▶ Aim of the exercise: Report each line of the entries that includes "Actin" by copying it.

■ ■ ■ ■

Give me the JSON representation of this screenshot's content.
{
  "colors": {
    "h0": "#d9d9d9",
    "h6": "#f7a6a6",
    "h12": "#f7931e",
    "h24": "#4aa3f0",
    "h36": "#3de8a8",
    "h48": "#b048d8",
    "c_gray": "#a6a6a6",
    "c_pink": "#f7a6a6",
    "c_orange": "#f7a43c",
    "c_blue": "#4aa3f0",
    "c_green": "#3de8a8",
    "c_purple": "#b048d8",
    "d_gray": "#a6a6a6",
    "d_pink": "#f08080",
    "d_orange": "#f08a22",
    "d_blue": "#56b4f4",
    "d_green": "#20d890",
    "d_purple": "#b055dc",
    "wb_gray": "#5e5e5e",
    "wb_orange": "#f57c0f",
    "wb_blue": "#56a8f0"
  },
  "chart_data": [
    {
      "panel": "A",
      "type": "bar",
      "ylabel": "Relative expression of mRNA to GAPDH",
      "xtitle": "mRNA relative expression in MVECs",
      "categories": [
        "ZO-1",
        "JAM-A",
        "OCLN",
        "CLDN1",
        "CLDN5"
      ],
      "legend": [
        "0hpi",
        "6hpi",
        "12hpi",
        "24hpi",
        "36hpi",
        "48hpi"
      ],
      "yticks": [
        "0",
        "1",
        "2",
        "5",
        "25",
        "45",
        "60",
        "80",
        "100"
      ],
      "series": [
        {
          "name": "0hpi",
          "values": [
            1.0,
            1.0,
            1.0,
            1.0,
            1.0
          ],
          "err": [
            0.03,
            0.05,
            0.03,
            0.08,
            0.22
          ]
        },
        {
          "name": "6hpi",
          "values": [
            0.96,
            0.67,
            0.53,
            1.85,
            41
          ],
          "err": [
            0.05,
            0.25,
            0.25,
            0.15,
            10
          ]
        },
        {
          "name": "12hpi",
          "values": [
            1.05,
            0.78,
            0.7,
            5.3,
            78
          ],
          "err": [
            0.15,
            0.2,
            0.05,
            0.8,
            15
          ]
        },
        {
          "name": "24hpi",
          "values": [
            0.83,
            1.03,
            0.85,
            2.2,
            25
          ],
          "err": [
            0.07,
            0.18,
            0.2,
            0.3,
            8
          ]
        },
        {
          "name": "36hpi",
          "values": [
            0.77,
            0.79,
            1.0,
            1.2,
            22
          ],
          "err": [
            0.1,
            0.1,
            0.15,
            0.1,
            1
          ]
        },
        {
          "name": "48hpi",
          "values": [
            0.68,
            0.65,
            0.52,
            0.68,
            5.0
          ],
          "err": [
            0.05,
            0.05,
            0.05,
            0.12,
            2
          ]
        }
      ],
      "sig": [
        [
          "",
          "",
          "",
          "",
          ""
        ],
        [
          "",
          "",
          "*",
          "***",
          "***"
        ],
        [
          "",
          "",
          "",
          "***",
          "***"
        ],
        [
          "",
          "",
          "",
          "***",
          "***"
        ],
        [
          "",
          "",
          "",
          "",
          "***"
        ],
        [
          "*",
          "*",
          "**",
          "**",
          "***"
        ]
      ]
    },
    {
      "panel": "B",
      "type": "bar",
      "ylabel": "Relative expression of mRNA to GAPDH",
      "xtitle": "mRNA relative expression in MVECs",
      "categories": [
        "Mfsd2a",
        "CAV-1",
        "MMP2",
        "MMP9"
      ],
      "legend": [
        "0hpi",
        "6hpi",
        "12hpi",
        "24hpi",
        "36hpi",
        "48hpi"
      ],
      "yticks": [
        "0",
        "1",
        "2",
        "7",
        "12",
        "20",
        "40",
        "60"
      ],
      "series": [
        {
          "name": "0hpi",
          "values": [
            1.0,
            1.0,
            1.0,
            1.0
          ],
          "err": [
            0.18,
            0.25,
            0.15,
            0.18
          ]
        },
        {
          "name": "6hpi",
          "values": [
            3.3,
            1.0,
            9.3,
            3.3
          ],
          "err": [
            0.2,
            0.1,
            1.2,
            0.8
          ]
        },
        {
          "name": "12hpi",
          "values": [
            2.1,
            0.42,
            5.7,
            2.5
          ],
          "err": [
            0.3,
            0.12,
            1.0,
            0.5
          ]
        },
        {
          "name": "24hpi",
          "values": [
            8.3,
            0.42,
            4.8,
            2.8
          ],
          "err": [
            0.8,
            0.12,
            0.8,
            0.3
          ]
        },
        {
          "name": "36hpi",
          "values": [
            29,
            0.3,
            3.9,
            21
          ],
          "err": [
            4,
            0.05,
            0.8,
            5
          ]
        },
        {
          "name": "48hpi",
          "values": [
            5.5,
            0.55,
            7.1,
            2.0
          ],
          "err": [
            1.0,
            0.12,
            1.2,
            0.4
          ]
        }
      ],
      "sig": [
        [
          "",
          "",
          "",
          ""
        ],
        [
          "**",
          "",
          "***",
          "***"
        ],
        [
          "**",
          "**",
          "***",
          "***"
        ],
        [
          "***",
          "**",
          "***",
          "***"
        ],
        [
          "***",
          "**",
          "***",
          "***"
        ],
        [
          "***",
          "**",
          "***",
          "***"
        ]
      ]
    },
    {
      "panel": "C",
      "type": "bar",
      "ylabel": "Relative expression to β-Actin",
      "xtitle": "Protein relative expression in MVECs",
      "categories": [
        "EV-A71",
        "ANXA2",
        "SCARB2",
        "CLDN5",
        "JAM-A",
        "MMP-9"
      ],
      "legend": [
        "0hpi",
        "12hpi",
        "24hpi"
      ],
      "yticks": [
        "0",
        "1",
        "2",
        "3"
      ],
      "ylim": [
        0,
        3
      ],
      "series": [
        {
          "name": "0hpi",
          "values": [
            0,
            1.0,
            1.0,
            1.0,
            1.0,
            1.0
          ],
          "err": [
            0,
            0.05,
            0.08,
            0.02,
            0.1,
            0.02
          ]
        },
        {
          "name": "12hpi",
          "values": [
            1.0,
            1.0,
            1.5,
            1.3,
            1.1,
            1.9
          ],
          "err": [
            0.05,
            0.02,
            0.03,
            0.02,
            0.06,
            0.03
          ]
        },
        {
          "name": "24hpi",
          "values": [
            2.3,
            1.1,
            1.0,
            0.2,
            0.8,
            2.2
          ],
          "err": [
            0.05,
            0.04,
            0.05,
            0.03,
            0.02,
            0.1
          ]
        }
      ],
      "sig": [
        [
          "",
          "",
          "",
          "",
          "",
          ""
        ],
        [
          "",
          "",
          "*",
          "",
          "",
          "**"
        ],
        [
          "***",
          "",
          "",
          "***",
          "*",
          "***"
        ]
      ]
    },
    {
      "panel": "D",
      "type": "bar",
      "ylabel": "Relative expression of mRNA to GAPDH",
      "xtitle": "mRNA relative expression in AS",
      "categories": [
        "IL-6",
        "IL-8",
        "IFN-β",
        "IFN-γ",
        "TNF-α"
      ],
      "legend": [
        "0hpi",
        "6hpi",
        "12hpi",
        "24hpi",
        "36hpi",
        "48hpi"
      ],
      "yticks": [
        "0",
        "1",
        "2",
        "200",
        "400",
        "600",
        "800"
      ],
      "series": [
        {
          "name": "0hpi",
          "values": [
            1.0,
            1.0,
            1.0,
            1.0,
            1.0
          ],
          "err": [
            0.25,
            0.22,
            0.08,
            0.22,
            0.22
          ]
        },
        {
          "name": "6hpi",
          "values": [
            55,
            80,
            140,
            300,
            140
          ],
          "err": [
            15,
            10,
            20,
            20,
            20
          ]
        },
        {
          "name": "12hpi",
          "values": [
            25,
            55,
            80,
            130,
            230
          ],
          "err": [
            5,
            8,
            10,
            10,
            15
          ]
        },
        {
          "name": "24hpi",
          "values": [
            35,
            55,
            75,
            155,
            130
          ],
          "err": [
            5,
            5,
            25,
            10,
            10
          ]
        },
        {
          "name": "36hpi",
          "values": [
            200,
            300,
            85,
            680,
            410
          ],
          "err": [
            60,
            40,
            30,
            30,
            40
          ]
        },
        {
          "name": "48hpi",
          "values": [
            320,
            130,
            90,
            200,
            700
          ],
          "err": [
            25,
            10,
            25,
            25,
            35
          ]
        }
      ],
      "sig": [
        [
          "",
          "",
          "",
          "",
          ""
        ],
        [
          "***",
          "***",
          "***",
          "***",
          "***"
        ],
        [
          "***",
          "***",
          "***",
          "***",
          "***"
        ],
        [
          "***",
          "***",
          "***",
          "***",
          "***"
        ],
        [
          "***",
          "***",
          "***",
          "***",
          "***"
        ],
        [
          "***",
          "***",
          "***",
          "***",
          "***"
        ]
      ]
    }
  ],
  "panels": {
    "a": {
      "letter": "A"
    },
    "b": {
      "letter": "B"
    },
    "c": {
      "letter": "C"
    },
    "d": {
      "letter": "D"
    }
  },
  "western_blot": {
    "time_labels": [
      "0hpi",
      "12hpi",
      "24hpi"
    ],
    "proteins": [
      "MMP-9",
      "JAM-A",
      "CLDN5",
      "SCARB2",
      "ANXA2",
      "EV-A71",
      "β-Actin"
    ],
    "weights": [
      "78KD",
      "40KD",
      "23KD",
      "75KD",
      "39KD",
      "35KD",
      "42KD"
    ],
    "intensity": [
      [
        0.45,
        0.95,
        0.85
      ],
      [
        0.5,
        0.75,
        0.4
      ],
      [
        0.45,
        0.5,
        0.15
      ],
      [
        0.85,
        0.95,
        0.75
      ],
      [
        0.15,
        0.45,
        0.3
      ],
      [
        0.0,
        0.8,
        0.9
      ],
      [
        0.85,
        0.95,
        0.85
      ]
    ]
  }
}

■ ■ ■ ■

▶ Solution to this task:
      "ylabel": "Relative expression to β-Actin",
      "β-Actin"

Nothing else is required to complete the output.